Pull every line with the word "Command" out of the entries below.

****

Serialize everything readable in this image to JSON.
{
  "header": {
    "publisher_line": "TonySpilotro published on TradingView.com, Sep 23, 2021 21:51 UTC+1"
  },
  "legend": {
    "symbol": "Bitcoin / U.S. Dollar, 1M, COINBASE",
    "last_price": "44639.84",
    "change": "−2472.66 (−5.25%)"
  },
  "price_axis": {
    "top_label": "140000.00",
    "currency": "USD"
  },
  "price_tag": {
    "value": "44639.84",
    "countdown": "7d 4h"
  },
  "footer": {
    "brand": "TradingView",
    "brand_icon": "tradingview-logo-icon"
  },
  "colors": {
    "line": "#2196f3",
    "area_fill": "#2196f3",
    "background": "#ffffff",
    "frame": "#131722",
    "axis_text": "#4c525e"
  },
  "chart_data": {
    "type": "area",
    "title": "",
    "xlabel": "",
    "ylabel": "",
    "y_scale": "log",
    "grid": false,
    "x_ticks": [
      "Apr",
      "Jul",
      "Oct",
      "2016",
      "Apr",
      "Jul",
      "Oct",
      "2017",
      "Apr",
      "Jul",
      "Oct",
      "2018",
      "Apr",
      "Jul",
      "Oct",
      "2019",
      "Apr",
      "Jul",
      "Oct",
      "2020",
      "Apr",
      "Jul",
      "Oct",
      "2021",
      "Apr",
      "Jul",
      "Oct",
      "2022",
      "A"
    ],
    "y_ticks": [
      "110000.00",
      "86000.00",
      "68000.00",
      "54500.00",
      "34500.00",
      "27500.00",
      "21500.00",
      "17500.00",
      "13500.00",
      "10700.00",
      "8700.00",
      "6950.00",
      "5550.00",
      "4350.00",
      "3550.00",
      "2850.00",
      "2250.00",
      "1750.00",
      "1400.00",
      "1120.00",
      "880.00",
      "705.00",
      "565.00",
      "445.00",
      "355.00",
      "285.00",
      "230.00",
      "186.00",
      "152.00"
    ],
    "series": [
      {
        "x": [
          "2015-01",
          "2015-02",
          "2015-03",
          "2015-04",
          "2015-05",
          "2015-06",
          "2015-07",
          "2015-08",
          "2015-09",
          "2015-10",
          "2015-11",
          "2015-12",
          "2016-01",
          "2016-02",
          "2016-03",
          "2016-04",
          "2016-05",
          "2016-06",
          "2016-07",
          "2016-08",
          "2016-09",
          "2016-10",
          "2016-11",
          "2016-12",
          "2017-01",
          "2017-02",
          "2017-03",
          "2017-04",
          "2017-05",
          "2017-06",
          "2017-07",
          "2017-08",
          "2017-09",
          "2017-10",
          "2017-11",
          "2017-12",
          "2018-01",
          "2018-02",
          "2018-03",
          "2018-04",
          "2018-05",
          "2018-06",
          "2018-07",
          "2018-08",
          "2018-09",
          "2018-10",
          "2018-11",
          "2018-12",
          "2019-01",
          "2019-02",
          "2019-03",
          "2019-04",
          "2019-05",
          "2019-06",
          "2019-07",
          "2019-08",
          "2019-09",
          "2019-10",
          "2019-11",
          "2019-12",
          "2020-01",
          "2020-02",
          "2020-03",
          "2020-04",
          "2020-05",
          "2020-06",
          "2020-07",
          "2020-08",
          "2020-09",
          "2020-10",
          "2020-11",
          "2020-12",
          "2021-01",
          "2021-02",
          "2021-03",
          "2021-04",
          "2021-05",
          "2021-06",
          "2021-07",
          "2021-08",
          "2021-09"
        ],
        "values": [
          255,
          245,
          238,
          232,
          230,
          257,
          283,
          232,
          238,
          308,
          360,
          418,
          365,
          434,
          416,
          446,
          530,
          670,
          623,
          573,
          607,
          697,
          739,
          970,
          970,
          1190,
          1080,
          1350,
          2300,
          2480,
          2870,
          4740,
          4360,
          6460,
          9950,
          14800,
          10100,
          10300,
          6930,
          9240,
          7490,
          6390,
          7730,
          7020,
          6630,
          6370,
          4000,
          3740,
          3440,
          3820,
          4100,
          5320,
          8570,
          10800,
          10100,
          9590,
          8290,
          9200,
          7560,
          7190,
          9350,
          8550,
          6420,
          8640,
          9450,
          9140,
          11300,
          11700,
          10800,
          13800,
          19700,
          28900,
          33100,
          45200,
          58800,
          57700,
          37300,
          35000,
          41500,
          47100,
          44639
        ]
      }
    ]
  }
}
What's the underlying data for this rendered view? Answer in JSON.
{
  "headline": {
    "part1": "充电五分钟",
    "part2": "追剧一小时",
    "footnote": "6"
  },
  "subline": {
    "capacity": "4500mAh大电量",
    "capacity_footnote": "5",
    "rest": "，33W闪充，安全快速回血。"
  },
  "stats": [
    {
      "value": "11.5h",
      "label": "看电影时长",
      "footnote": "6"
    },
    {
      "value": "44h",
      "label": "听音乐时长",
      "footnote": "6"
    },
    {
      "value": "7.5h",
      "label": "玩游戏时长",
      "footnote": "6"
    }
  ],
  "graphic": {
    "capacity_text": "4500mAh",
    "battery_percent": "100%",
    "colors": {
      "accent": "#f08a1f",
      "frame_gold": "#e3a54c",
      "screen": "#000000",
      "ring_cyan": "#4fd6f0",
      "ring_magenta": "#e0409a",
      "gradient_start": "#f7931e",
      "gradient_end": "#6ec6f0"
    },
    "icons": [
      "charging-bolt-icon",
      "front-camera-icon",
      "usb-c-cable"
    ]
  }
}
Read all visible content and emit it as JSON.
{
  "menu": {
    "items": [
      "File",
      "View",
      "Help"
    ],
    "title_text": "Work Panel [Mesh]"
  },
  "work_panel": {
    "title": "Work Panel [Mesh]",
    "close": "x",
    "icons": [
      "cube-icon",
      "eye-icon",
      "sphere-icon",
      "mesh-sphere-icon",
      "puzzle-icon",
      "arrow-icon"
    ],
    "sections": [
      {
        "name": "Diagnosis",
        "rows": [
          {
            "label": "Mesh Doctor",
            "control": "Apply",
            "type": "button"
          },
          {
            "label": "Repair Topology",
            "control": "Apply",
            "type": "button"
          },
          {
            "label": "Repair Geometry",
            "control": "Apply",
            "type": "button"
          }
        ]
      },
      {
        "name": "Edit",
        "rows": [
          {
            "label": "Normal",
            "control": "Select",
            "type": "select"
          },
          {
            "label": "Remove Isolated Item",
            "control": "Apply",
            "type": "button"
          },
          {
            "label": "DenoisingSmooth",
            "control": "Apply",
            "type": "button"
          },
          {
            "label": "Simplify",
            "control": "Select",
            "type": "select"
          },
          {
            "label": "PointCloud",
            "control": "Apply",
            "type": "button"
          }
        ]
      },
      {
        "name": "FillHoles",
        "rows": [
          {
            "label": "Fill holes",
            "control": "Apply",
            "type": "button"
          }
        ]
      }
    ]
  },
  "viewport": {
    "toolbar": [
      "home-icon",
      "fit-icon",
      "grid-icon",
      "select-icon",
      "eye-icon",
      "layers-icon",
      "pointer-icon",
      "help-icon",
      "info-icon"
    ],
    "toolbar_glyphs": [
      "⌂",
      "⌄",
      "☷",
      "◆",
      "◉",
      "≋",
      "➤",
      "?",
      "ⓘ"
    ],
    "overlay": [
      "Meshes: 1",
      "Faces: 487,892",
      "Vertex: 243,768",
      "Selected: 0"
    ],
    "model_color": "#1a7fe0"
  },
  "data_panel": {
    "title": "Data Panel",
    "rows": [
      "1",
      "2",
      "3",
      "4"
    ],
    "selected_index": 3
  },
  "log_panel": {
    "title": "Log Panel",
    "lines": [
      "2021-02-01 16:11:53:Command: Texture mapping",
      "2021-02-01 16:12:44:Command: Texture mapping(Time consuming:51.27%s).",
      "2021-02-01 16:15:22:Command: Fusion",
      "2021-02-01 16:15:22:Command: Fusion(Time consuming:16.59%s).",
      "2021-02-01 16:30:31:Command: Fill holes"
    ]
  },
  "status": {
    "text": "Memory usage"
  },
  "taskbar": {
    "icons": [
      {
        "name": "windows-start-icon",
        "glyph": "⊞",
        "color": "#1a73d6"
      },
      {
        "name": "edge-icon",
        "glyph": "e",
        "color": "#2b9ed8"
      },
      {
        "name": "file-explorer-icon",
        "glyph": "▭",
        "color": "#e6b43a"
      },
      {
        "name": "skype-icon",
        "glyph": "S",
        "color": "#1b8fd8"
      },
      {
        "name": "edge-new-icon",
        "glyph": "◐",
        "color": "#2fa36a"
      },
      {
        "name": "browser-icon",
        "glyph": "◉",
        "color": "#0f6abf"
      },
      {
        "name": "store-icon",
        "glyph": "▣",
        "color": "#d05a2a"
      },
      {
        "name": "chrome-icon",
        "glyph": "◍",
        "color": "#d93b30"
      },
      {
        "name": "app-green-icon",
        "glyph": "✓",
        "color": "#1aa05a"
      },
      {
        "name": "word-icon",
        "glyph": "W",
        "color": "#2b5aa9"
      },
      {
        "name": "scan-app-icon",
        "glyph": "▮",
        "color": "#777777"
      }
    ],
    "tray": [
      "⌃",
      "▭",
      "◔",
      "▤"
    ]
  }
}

****

**The output**
      "2021-02-01 16:11:53:Command: Texture mapping",
      "2021-02-01 16:12:44:Command: Texture mapping(Time consuming:51.27%s).",
      "2021-02-01 16:15:22:Command: Fusion",
      "2021-02-01 16:15:22:Command: Fusion(Time consuming:16.59%s).",
      "2021-02-01 16:30:31:Command: Fill holes"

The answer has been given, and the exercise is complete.